[Entries taken from a collection]
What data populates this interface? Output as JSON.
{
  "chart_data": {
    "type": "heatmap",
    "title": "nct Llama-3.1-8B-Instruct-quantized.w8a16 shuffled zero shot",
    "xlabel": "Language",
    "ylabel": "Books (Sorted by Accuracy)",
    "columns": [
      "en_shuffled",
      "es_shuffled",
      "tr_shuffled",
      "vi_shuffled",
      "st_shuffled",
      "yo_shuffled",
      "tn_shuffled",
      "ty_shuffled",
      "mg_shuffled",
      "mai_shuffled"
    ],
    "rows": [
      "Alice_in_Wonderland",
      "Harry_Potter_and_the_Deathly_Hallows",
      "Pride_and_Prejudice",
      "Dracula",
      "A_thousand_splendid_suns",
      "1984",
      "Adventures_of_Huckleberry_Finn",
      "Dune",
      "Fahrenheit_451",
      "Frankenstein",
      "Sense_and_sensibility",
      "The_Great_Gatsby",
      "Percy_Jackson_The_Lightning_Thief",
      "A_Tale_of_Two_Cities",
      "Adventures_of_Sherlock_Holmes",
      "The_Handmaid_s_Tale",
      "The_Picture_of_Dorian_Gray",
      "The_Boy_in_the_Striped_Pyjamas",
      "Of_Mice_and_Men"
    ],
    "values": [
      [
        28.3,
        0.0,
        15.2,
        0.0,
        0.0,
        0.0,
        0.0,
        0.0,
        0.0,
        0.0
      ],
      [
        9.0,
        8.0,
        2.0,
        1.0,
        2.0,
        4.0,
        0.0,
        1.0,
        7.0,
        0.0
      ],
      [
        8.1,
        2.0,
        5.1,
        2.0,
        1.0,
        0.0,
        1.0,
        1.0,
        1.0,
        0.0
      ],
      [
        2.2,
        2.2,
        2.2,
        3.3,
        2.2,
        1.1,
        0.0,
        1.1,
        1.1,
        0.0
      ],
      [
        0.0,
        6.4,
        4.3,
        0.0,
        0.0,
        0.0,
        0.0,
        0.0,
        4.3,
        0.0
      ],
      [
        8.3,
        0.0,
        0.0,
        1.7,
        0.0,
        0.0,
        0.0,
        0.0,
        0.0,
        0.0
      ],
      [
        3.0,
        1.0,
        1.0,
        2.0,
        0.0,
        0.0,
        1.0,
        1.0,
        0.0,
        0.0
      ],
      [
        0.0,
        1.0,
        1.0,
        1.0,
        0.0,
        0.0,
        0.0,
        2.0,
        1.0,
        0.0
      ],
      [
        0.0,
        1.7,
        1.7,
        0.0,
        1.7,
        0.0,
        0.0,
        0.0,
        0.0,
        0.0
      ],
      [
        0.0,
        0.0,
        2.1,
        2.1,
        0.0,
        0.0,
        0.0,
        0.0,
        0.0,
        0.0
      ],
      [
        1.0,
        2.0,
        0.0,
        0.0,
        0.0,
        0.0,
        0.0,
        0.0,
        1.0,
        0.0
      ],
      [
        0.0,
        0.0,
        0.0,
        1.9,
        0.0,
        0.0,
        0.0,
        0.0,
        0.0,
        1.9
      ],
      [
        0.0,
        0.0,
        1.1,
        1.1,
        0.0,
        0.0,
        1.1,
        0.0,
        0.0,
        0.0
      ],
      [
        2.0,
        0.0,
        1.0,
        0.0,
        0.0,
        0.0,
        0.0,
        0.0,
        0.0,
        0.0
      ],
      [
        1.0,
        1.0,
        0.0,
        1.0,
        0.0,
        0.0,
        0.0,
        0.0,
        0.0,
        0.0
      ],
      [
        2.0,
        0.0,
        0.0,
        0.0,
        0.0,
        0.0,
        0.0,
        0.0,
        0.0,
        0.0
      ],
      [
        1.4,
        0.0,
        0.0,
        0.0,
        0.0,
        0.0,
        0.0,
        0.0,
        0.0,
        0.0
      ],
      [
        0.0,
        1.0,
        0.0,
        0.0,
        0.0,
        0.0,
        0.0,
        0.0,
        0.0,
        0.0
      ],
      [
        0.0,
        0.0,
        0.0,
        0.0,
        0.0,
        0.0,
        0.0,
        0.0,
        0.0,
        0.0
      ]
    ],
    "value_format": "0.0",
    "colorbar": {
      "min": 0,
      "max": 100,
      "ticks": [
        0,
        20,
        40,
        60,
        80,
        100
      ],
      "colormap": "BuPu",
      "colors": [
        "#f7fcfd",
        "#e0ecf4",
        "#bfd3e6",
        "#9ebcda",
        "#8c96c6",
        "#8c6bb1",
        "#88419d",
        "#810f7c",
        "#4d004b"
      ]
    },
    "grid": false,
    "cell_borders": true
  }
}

GIVEN EXERCISE:
Exactly as they are written, print the entries again.

SOLUTION FOR THIS TASK:
What data populates this interface? Output as JSON.
{
  "chart_data": {
    "type": "heatmap",
    "title": "nct Llama-3.1-8B-Instruct-quantized.w8a16 shuffled zero shot",
    "xlabel": "Language",
    "ylabel": "Books (Sorted by Accuracy)",
    "columns": [
      "en_shuffled",
      "es_shuffled",
      "tr_shuffled",
      "vi_shuffled",
      "st_shuffled",
      "yo_shuffled",
      "tn_shuffled",
      "ty_shuffled",
      "mg_shuffled",
      "mai_shuffled"
    ],
    "rows": [
      "Alice_in_Wonderland",
      "Harry_Potter_and_the_Deathly_Hallows",
      "Pride_and_Prejudice",
      "Dracula",
      "A_thousand_splendid_suns",
      "1984",
      "Adventures_of_Huckleberry_Finn",
      "Dune",
      "Fahrenheit_451",
      "Frankenstein",
      "Sense_and_sensibility",
      "The_Great_Gatsby",
      "Percy_Jackson_The_Lightning_Thief",
      "A_Tale_of_Two_Cities",
      "Adventures_of_Sherlock_Holmes",
      "The_Handmaid_s_Tale",
      "The_Picture_of_Dorian_Gray",
      "The_Boy_in_the_Striped_Pyjamas",
      "Of_Mice_and_Men"
    ],
    "values": [
      [
        28.3,
        0.0,
        15.2,
        0.0,
        0.0,
        0.0,
        0.0,
        0.0,
        0.0,
        0.0
      ],
      [
        9.0,
        8.0,
        2.0,
        1.0,
        2.0,
        4.0,
        0.0,
        1.0,
        7.0,
        0.0
      ],
      [
        8.1,
        2.0,
        5.1,
        2.0,
        1.0,
        0.0,
        1.0,
        1.0,
        1.0,
        0.0
      ],
      [
        2.2,
        2.2,
        2.2,
        3.3,
        2.2,
        1.1,
        0.0,
        1.1,
        1.1,
        0.0
      ],
      [
        0.0,
        6.4,
        4.3,
        0.0,
        0.0,
        0.0,
        0.0,
        0.0,
        4.3,
        0.0
      ],
      [
        8.3,
        0.0,
        0.0,
        1.7,
        0.0,
        0.0,
        0.0,
        0.0,
        0.0,
        0.0
      ],
      [
        3.0,
        1.0,
        1.0,
        2.0,
        0.0,
        0.0,
        1.0,
        1.0,
        0.0,
        0.0
      ],
      [
        0.0,
        1.0,
        1.0,
        1.0,
        0.0,
        0.0,
        0.0,
        2.0,
        1.0,
        0.0
      ],
      [
        0.0,
        1.7,
        1.7,
        0.0,
        1.7,
        0.0,
        0.0,
        0.0,
        0.0,
        0.0
      ],
      [
        0.0,
        0.0,
        2.1,
        2.1,
        0.0,
        0.0,
        0.0,
        0.0,
        0.0,
        0.0
      ],
      [
        1.0,
        2.0,
        0.0,
        0.0,
        0.0,
        0.0,
        0.0,
        0.0,
        1.0,
        0.0
      ],
      [
        0.0,
        0.0,
        0.0,
        1.9,
        0.0,
        0.0,
        0.0,
        0.0,
        0.0,
        1.9
      ],
      [
        0.0,
        0.0,
        1.1,
        1.1,
        0.0,
        0.0,
        1.1,
        0.0,
        0.0,
        0.0
      ],
      [
        2.0,
        0.0,
        1.0,
        0.0,
        0.0,
        0.0,
        0.0,
        0.0,
        0.0,
        0.0
      ],
      [
        1.0,
        1.0,
        0.0,
        1.0,
        0.0,
        0.0,
        0.0,
        0.0,
        0.0,
        0.0
      ],
      [
        2.0,
        0.0,
        0.0,
        0.0,
        0.0,
        0.0,
        0.0,
        0.0,
        0.0,
        0.0
      ],
      [
        1.4,
        0.0,
        0.0,
        0.0,
        0.0,
        0.0,
        0.0,
        0.0,
        0.0,
        0.0
      ],
      [
        0.0,
        1.0,
        0.0,
        0.0,
        0.0,
        0.0,
        0.0,
        0.0,
        0.0,
        0.0
      ],
      [
        0.0,
        0.0,
        0.0,
        0.0,
        0.0,
        0.0,
        0.0,
        0.0,
        0.0,
        0.0
      ]
    ],
    "value_format": "0.0",
    "colorbar": {
      "min": 0,
      "max": 100,
      "ticks": [
        0,
        20,
        40,
        60,
        80,
        100
      ],
      "colormap": "BuPu",
      "colors": [
        "#f7fcfd",
        "#e0ecf4",
        "#bfd3e6",
        "#9ebcda",
        "#8c96c6",
        "#8c6bb1",
        "#88419d",
        "#810f7c",
        "#4d004b"
      ]
    },
    "grid": false,
    "cell_borders": true
  }
}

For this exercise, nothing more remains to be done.